_What the task requires_: Scan the material below for the string "Auto", and copy every line where it shows up.

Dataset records

——

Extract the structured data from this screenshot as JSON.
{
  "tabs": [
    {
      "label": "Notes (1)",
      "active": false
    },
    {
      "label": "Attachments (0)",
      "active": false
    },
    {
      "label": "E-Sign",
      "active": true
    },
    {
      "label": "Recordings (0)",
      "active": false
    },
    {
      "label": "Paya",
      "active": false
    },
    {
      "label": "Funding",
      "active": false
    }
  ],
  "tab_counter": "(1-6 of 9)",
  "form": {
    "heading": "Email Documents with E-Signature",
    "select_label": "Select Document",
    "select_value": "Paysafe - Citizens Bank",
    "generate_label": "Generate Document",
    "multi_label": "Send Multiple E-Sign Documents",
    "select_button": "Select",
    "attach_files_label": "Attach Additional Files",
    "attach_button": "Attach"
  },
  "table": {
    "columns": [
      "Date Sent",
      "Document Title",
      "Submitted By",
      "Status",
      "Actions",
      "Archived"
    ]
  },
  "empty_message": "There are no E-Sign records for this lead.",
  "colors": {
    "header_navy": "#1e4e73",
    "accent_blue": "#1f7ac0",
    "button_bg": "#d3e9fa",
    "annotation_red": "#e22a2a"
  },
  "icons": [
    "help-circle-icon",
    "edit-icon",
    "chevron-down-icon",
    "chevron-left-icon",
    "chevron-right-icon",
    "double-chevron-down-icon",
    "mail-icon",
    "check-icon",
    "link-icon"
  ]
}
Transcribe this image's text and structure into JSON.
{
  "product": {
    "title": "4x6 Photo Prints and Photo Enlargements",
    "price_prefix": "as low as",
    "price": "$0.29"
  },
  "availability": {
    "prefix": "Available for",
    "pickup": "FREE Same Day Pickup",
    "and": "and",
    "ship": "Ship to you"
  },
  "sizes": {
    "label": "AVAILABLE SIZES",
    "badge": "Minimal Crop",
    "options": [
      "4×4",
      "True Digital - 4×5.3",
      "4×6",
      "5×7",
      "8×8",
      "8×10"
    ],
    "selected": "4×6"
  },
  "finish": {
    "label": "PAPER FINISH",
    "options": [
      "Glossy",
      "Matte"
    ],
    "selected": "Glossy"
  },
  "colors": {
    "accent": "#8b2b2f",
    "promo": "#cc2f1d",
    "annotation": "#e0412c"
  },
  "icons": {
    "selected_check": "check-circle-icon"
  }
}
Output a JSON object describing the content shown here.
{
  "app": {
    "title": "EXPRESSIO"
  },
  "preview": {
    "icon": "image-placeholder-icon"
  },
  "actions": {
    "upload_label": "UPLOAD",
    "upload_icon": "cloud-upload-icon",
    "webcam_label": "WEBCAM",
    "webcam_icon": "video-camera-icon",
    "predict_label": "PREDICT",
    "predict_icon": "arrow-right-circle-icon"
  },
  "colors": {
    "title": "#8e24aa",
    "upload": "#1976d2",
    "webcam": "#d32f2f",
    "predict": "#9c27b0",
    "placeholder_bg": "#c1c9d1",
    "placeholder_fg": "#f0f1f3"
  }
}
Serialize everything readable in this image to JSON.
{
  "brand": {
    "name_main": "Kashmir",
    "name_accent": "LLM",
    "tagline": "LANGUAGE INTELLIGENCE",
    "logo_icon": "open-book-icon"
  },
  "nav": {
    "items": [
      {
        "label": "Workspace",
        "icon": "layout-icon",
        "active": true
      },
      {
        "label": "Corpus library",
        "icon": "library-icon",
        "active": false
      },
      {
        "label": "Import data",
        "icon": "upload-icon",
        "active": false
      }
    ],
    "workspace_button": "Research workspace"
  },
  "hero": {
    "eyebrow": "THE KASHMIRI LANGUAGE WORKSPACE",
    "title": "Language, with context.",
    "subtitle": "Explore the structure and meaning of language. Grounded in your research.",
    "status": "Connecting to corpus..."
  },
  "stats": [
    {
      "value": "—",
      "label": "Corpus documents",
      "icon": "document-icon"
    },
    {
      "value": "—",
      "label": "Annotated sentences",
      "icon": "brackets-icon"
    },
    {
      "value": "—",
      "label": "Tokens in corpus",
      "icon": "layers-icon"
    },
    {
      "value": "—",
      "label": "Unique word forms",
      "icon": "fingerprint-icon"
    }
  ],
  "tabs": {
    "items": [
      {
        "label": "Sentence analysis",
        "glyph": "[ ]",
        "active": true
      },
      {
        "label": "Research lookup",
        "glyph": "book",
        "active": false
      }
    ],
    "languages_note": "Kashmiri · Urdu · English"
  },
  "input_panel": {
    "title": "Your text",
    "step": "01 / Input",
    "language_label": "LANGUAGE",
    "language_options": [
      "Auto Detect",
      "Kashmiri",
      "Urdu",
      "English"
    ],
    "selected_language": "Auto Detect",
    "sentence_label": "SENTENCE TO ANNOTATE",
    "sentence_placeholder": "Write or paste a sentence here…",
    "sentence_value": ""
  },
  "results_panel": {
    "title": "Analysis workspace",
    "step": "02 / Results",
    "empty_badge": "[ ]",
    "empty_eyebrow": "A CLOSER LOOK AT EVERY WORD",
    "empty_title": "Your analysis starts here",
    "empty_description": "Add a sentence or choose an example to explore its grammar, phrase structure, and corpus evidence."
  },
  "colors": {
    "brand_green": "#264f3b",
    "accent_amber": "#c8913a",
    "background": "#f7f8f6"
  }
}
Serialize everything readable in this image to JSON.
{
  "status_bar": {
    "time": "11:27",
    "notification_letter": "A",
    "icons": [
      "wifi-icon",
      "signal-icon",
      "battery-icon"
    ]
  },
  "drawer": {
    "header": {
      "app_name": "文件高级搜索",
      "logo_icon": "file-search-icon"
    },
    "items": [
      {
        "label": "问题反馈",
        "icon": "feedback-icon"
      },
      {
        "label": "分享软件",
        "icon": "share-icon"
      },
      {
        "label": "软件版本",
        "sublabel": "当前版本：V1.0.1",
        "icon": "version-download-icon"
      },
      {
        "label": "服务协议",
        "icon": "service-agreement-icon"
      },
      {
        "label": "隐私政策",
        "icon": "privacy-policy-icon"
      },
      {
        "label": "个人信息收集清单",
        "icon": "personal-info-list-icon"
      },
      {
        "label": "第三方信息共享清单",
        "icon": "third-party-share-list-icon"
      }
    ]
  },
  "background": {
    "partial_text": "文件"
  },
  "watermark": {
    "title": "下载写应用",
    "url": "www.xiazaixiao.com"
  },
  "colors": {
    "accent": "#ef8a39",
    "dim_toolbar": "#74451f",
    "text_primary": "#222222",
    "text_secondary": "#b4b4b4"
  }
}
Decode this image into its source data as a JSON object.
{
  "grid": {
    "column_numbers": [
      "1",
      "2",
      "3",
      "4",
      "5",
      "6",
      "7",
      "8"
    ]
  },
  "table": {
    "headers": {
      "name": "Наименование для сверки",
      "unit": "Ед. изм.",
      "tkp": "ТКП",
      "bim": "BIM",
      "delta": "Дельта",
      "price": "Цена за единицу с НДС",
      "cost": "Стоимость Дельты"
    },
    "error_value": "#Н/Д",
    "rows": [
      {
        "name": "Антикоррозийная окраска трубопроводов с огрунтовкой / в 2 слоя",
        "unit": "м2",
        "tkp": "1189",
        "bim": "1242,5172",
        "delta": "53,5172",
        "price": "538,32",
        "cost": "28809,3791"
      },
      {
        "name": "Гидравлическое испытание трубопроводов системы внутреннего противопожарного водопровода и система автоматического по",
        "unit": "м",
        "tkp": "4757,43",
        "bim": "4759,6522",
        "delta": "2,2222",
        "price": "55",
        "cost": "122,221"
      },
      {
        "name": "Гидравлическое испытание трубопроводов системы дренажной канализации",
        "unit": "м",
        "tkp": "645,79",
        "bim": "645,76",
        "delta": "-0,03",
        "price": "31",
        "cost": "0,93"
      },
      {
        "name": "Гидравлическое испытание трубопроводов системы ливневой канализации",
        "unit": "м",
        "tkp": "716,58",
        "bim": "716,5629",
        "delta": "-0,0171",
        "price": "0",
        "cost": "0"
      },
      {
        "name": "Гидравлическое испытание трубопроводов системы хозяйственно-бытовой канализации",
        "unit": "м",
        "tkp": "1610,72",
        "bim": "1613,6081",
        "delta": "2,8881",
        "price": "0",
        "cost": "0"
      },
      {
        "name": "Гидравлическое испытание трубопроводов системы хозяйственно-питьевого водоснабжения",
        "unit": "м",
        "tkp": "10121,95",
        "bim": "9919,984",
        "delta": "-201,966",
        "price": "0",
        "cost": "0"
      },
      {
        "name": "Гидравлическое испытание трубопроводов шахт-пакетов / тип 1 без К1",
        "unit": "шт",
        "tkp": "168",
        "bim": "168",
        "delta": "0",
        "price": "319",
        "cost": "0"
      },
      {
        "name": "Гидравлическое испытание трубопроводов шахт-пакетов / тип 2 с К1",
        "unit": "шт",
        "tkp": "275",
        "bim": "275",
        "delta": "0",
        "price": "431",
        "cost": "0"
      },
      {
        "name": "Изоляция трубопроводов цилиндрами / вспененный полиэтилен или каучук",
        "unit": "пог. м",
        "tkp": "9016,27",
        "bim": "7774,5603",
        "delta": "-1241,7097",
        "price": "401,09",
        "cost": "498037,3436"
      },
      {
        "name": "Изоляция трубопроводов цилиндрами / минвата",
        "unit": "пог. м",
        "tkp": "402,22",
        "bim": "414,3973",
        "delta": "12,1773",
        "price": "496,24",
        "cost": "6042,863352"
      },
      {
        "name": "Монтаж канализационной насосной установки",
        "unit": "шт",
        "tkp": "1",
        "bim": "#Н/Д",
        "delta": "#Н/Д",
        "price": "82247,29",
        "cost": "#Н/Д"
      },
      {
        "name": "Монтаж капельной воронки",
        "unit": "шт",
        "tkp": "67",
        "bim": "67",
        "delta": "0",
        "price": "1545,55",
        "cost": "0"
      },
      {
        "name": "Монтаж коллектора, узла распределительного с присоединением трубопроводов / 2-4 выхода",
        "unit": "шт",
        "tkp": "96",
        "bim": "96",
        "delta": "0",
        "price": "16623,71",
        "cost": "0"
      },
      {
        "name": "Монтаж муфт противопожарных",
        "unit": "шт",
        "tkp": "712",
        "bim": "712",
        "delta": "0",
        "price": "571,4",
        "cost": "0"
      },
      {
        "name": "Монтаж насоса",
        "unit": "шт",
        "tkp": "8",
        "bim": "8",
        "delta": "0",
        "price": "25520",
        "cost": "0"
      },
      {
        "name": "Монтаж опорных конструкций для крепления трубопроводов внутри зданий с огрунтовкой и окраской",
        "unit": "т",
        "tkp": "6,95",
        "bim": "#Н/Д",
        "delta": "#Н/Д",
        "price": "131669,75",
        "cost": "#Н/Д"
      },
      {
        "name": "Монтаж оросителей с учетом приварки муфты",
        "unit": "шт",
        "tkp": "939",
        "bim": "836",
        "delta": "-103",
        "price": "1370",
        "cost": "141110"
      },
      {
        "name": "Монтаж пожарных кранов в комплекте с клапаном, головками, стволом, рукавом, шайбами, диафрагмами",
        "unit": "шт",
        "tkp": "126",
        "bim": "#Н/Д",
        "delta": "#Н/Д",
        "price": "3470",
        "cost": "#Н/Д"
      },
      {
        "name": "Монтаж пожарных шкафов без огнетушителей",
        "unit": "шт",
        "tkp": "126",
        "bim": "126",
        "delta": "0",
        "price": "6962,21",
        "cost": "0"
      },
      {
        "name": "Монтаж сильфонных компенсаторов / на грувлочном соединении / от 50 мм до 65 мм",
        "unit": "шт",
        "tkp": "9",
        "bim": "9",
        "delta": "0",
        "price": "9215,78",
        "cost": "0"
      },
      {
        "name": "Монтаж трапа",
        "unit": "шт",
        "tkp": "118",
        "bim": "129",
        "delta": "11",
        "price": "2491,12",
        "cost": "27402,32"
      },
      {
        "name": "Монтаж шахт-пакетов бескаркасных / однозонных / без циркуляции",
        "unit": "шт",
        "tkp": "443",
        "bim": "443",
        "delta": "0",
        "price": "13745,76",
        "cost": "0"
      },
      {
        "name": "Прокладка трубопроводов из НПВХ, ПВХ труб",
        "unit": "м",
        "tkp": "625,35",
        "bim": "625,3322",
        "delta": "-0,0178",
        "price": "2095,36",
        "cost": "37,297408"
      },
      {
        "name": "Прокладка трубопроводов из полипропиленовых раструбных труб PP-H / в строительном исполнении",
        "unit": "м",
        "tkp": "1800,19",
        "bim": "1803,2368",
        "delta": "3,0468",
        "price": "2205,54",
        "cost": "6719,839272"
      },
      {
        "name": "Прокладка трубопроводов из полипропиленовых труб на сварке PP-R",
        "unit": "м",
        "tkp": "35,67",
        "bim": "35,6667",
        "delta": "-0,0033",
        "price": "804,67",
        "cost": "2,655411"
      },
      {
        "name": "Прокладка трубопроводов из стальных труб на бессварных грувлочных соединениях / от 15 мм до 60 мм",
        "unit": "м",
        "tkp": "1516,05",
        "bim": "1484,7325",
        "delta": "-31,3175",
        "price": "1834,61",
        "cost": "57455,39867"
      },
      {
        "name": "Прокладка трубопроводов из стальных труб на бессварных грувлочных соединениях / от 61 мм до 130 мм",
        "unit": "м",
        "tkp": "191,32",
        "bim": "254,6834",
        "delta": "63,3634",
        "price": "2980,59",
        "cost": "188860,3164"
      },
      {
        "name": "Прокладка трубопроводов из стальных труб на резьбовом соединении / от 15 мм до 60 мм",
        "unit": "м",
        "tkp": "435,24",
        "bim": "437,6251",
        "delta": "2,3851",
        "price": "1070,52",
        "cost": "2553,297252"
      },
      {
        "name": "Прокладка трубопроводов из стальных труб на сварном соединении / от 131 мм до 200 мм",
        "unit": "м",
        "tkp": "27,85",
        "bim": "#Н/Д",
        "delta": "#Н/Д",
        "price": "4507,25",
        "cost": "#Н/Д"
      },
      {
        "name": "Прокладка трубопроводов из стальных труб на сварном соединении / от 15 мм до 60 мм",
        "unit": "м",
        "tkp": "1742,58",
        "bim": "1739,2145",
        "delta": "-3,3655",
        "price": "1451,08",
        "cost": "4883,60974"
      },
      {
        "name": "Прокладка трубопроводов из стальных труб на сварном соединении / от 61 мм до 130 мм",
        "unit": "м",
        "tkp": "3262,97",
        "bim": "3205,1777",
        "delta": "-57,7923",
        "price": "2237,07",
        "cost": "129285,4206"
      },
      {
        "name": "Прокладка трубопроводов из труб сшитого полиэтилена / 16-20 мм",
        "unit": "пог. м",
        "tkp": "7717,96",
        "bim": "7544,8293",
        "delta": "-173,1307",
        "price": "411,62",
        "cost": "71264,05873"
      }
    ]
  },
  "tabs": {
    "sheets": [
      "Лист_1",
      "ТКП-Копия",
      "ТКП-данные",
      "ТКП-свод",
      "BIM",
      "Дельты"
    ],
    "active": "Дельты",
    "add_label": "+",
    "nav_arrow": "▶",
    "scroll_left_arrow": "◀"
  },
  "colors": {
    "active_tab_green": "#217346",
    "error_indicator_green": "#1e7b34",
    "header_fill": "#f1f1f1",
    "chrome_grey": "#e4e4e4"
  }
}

——

_Solution to this task_:
      "Auto Detect",
    "selected_language": "Auto Detect",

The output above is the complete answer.